#### Problem to work on:
Leaving the pictures aside, transcribe every line below exactly.

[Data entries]

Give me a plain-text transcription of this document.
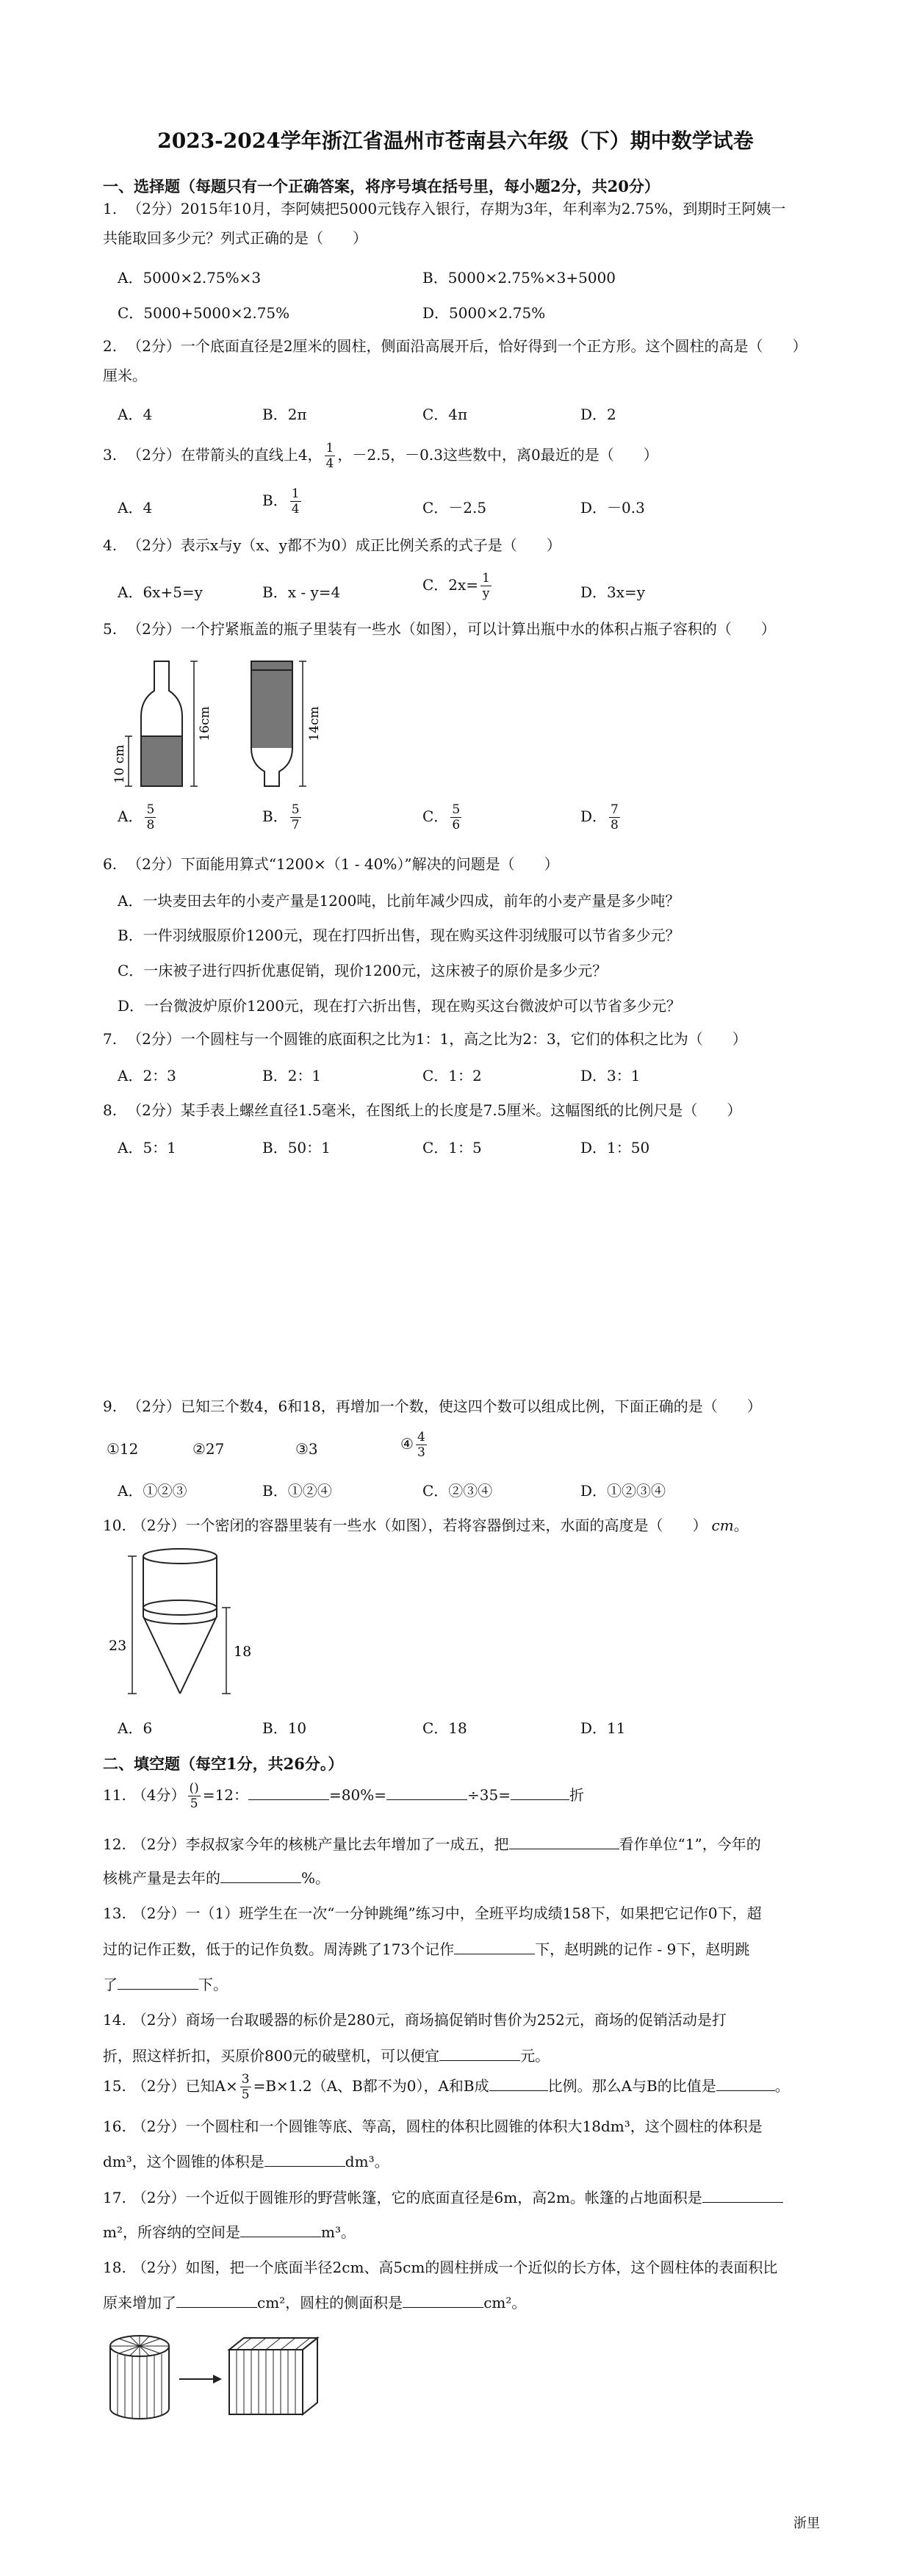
2023-2024学年浙江省温州市苍南县六年级（下）期中数学试卷
一、选择题（每题只有一个正确答案，将序号填在括号里，每小题2分，共20分）
1. （2分）2015年10月，李阿姨把5000元钱存入银行，存期为3年，年利率为2.75%，到期时王阿姨一
共能取回多少元？列式正确的是（　　）
A．5000×2.75%×3	B．5000×2.75%×3+5000
C．5000+5000×2.75%	D．5000×2.75%
2. （2分）一个底面直径是2厘米的圆柱，侧面沿高展开后，恰好得到一个正方形。这个圆柱的高是（　　）
厘米。
A．4	B．2π	C．4π	D．2
3. （2分）在带箭头的直线上4， $\frac{1}{4}$ ，－2.5，－0.3这些数中，离0最近的是（　　）
A．4	B． $\frac{1}{4}$	C．－2.5	D．－0.3
4. （2分）表示x与y（x、y都不为0）成正比例关系的式子是（　　）
A．6x+5=y	B．x - y=4	C．$2x= \frac{1}{y}$	D．3x=y
5. （2分）一个拧紧瓶盖的瓶子里装有一些水（如图），可以计算出瓶中水的体积占瓶子容积的（　　）
10 cm
16cm	14cm
A． $\frac{5}{8}$	B． $\frac{5}{7}$	C． $\frac{5}{6}$	D． $\frac{7}{8}$
6. （2分）下面能用算式“1200×（1 - 40%）”解决的问题是（　　）
A．一块麦田去年的小麦产量是1200吨，比前年减少四成，前年的小麦产量是多少吨？
B．一件羽绒服原价1200元，现在打四折出售，现在购买这件羽绒服可以节省多少元？
C．一床被子进行四折优惠促销，现价1200元，这床被子的原价是多少元？
D．一台微波炉原价1200元，现在打六折出售，现在购买这台微波炉可以节省多少元？
7. （2分）一个圆柱与一个圆锥的底面积之比为1：1，高之比为2：3，它们的体积之比为（　　）
A．2：3	B．2：1	C．1：2	D．3：1
8. （2分）某手表上螺丝直径1.5毫米，在图纸上的长度是7.5厘米。这幅图纸的比例尺是（　　）
A．5：1	B．50：1	C．1：5	D．1：50
9. （2分）已知三个数4，6和18，再增加一个数，使这四个数可以组成比例，下面正确的是（　　）
①12	②27	③3	④ $\frac{4}{3}$
A．①②③	B．①②④	C．②③④	D．①②③④
10. （2分）一个密闭的容器里装有一些水（如图），若将容器倒过来，水面的高度是（　　） cm。
23	18
A．6	B．10	C．18	D．11
二、填空题（每空1分，共26分。）
11. （4分） $\frac{()}{5} =12$：	=80%=	÷35=	折
12. （2分）李叔叔家今年的核桃产量比去年增加了一成五，把	看作单位“1”，今年的
核桃产量是去年的	%。
13. （2分）一（1）班学生在一次“一分钟跳绳”练习中，全班平均成绩158下，如果把它记作0下，超
过的记作正数，低于的记作负数。周涛跳了173个记作	下，赵明跳的记作 - 9下，赵明跳
了	下。
14. （2分）商场一台取暖器的标价是280元，商场搞促销时售价为252元，商场的促销活动是打
折，照这样折扣，买原价800元的破壁机，可以便宜	元。
15. （2分）已知$A\times \frac{3}{5} =B\times 1.2(A$、B都不为0），A和B成	比例。那么A与B的比值是	。
16. （2分）一个圆柱和一个圆锥等底、等高，圆柱的体积比圆锥的体积大18dm³，这个圆柱的体积是
dm³，这个圆锥的体积是	dm³。
17. （2分）一个近似于圆锥形的野营帐篷，它的底面直径是6m，高2m。帐篷的占地面积是
m²，所容纳的空间是	m³。
18. （2分）如图，把一个底面半径2cm、高5cm的圆柱拼成一个近似的长方体，这个圆柱体的表面积比
原来增加了	cm²，圆柱的侧面积是	cm²。
浙里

#### Solution to the problem:
Give me a plain-text transcription of this document.
2023-2024学年浙江省温州市苍南县六年级（下）期中数学试卷
一、选择题（每题只有一个正确答案，将序号填在括号里，每小题2分，共20分）
1. （2分）2015年10月，李阿姨把5000元钱存入银行，存期为3年，年利率为2.75%，到期时王阿姨一
共能取回多少元？列式正确的是（　　）
A．5000×2.75%×3	B．5000×2.75%×3+5000
C．5000+5000×2.75%	D．5000×2.75%
2. （2分）一个底面直径是2厘米的圆柱，侧面沿高展开后，恰好得到一个正方形。这个圆柱的高是（　　）
厘米。
A．4	B．2π	C．4π	D．2
3. （2分）在带箭头的直线上4， $\frac{1}{4}$ ，－2.5，－0.3这些数中，离0最近的是（　　）
A．4	B． $\frac{1}{4}$	C．－2.5	D．－0.3
4. （2分）表示x与y（x、y都不为0）成正比例关系的式子是（　　）
A．6x+5=y	B．x - y=4	C．$2x= \frac{1}{y}$	D．3x=y
5. （2分）一个拧紧瓶盖的瓶子里装有一些水（如图），可以计算出瓶中水的体积占瓶子容积的（　　）
10 cm
16cm	14cm
A． $\frac{5}{8}$	B． $\frac{5}{7}$	C． $\frac{5}{6}$	D． $\frac{7}{8}$
6. （2分）下面能用算式“1200×（1 - 40%）”解决的问题是（　　）
A．一块麦田去年的小麦产量是1200吨，比前年减少四成，前年的小麦产量是多少吨？
B．一件羽绒服原价1200元，现在打四折出售，现在购买这件羽绒服可以节省多少元？
C．一床被子进行四折优惠促销，现价1200元，这床被子的原价是多少元？
D．一台微波炉原价1200元，现在打六折出售，现在购买这台微波炉可以节省多少元？
7. （2分）一个圆柱与一个圆锥的底面积之比为1：1，高之比为2：3，它们的体积之比为（　　）
A．2：3	B．2：1	C．1：2	D．3：1
8. （2分）某手表上螺丝直径1.5毫米，在图纸上的长度是7.5厘米。这幅图纸的比例尺是（　　）
A．5：1	B．50：1	C．1：5	D．1：50
9. （2分）已知三个数4，6和18，再增加一个数，使这四个数可以组成比例，下面正确的是（　　）
①12	②27	③3	④ $\frac{4}{3}$
A．①②③	B．①②④	C．②③④	D．①②③④
10. （2分）一个密闭的容器里装有一些水（如图），若将容器倒过来，水面的高度是（　　） cm。
23	18
A．6	B．10	C．18	D．11
二、填空题（每空1分，共26分。）
11. （4分） $\frac{()}{5} =12$：	=80%=	÷35=	折
12. （2分）李叔叔家今年的核桃产量比去年增加了一成五，把	看作单位“1”，今年的
核桃产量是去年的	%。
13. （2分）一（1）班学生在一次“一分钟跳绳”练习中，全班平均成绩158下，如果把它记作0下，超
过的记作正数，低于的记作负数。周涛跳了173个记作	下，赵明跳的记作 - 9下，赵明跳
了	下。
14. （2分）商场一台取暖器的标价是280元，商场搞促销时售价为252元，商场的促销活动是打
折，照这样折扣，买原价800元的破壁机，可以便宜	元。
15. （2分）已知$A\times \frac{3}{5} =B\times 1.2(A$、B都不为0），A和B成	比例。那么A与B的比值是	。
16. （2分）一个圆柱和一个圆锥等底、等高，圆柱的体积比圆锥的体积大18dm³，这个圆柱的体积是
dm³，这个圆锥的体积是	dm³。
17. （2分）一个近似于圆锥形的野营帐篷，它的底面直径是6m，高2m。帐篷的占地面积是
m²，所容纳的空间是	m³。
18. （2分）如图，把一个底面半径2cm、高5cm的圆柱拼成一个近似的长方体，这个圆柱体的表面积比
原来增加了	cm²，圆柱的侧面积是	cm²。
浙里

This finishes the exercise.